| Your objective |
Which lines in the records below contain the string "subscript"? Show each of those lines in full.

| Extracted entries |
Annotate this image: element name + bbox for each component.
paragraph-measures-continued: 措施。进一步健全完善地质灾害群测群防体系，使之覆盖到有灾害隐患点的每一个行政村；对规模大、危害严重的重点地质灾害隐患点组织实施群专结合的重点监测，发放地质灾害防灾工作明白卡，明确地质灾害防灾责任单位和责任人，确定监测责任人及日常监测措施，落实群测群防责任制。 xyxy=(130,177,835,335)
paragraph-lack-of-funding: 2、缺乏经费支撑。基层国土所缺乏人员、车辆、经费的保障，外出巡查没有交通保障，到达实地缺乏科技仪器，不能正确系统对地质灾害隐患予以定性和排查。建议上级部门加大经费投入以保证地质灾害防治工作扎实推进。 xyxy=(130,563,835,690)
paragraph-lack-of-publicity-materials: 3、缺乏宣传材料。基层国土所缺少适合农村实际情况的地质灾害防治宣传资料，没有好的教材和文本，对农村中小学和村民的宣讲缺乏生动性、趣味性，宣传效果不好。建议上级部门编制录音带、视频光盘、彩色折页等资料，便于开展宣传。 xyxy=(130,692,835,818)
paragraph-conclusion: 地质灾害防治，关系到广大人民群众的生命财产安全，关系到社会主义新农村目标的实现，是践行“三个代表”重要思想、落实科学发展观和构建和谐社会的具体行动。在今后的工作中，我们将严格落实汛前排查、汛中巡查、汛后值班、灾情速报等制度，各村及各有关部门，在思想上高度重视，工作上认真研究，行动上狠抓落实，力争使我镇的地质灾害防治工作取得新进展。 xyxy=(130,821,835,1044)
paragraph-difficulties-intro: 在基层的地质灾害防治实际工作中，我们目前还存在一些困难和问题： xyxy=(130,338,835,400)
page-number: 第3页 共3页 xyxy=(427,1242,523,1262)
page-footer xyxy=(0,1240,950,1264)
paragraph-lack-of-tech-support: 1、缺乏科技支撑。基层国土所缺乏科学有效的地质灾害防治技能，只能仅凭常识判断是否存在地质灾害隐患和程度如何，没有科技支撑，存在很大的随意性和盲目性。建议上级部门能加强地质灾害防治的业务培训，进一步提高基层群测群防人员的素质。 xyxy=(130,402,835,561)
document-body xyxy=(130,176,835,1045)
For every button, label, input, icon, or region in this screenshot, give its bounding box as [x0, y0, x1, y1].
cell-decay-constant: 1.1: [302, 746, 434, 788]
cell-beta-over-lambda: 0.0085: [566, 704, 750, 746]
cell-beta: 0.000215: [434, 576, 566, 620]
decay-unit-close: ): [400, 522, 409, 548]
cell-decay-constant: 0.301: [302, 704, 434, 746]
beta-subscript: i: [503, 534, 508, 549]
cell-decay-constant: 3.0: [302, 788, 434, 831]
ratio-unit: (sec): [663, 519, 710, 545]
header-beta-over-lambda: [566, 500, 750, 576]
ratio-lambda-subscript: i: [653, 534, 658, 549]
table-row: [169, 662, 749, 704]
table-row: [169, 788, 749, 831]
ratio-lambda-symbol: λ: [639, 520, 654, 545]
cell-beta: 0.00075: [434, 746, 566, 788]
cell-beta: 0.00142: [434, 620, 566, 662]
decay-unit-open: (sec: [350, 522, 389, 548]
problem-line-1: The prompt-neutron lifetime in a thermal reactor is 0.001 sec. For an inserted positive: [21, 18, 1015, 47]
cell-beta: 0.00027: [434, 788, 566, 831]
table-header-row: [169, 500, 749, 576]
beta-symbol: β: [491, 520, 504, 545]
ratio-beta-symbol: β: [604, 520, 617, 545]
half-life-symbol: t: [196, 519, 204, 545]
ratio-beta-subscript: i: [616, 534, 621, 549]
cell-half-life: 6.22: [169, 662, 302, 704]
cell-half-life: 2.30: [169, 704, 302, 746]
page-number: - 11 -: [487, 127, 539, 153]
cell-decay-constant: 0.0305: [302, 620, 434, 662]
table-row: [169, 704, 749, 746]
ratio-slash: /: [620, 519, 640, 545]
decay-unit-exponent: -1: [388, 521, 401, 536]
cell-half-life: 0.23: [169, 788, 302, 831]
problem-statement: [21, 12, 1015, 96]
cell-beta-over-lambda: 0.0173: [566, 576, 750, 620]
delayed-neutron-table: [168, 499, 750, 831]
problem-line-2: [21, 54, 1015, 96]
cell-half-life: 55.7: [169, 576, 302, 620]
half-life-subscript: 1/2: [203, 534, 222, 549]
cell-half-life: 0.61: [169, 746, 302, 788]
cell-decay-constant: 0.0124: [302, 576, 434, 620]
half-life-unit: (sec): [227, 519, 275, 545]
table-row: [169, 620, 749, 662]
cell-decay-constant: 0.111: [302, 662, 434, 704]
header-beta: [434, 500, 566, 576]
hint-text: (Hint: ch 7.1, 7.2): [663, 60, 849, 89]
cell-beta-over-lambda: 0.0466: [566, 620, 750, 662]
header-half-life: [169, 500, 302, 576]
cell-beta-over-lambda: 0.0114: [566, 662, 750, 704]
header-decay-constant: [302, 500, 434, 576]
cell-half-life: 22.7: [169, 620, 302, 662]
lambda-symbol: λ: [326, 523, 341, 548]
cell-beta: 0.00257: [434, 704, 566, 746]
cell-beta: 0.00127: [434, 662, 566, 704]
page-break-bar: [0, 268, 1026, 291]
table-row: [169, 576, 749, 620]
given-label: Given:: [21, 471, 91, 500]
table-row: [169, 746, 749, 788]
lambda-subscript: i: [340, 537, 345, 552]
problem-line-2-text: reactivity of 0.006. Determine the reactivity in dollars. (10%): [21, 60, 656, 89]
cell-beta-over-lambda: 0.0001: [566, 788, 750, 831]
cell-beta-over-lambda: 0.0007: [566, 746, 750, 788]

| Final result |
beta-subscript: i: [503, 534, 508, 549]
ratio-lambda-subscript: i: [653, 534, 658, 549]
ratio-beta-subscript: i: [616, 534, 621, 549]
half-life-subscript: 1/2: [203, 534, 222, 549]
lambda-subscript: i: [340, 537, 345, 552]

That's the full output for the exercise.